Element location listings:

++++++

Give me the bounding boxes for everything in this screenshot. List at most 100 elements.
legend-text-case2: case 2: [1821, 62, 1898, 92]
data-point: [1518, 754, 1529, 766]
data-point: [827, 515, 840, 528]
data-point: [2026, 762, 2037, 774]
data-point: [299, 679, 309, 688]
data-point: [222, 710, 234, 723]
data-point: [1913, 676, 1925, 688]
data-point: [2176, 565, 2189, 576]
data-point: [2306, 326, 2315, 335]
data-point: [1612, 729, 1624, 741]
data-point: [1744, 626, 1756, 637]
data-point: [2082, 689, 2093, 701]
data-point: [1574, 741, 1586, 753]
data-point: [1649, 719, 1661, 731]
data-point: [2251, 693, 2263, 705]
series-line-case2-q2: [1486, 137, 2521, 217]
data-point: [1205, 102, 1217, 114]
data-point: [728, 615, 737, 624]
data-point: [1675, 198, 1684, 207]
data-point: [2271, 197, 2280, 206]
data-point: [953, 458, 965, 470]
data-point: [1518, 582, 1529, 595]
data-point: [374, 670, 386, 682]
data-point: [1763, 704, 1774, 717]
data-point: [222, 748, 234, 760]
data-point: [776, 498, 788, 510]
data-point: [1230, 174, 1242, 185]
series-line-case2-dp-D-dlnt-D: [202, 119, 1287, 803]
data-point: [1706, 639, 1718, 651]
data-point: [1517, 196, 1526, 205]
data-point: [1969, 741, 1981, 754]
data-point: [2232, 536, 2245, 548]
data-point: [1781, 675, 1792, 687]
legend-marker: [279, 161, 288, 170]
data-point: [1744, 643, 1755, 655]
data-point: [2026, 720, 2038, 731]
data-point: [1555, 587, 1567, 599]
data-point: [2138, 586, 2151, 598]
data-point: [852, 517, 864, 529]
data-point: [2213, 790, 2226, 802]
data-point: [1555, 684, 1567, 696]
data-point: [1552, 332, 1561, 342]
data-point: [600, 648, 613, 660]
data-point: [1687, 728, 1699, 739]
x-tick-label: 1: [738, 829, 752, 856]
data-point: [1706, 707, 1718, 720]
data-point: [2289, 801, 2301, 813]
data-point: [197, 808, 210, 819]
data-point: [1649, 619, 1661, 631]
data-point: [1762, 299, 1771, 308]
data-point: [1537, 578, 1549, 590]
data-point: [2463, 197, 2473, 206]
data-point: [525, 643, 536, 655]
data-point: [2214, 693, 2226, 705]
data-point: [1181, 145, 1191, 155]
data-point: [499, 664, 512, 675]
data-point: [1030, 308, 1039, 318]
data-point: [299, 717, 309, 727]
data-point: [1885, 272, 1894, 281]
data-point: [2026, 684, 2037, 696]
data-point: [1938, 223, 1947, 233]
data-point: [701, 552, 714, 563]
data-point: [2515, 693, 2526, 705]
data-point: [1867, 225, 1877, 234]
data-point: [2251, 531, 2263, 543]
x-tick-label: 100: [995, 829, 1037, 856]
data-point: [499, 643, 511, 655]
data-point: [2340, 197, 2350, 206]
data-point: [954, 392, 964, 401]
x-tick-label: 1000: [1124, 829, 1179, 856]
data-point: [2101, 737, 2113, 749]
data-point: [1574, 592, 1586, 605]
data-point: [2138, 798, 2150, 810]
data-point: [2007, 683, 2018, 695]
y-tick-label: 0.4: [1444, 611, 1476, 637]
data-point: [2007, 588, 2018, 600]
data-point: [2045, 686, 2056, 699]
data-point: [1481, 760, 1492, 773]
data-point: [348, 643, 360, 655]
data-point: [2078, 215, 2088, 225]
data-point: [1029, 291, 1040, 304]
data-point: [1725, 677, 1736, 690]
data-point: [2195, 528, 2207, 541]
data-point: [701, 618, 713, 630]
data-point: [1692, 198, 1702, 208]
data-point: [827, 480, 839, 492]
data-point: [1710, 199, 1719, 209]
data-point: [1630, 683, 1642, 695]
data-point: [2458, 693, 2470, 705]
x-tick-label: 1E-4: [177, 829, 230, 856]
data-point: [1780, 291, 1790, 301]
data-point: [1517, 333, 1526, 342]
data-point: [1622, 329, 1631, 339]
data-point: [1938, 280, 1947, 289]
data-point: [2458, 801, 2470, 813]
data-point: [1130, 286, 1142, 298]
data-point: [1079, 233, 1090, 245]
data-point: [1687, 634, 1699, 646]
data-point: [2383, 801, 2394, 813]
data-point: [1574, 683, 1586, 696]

++++++

→ **What to produce**: Change "screenshot" to "capture" in the lines running from the start of the listing through the line containing "data-point: [2026, 762, 2037, 774]", and give those lines again with everything else left unchanged.

→ **Result of the exercise**:
Give me the bounding boxes for everything in this capture. List at most 100 elements.
legend-text-case2: case 2: [1821, 62, 1898, 92]
data-point: [1518, 754, 1529, 766]
data-point: [827, 515, 840, 528]
data-point: [2026, 762, 2037, 774]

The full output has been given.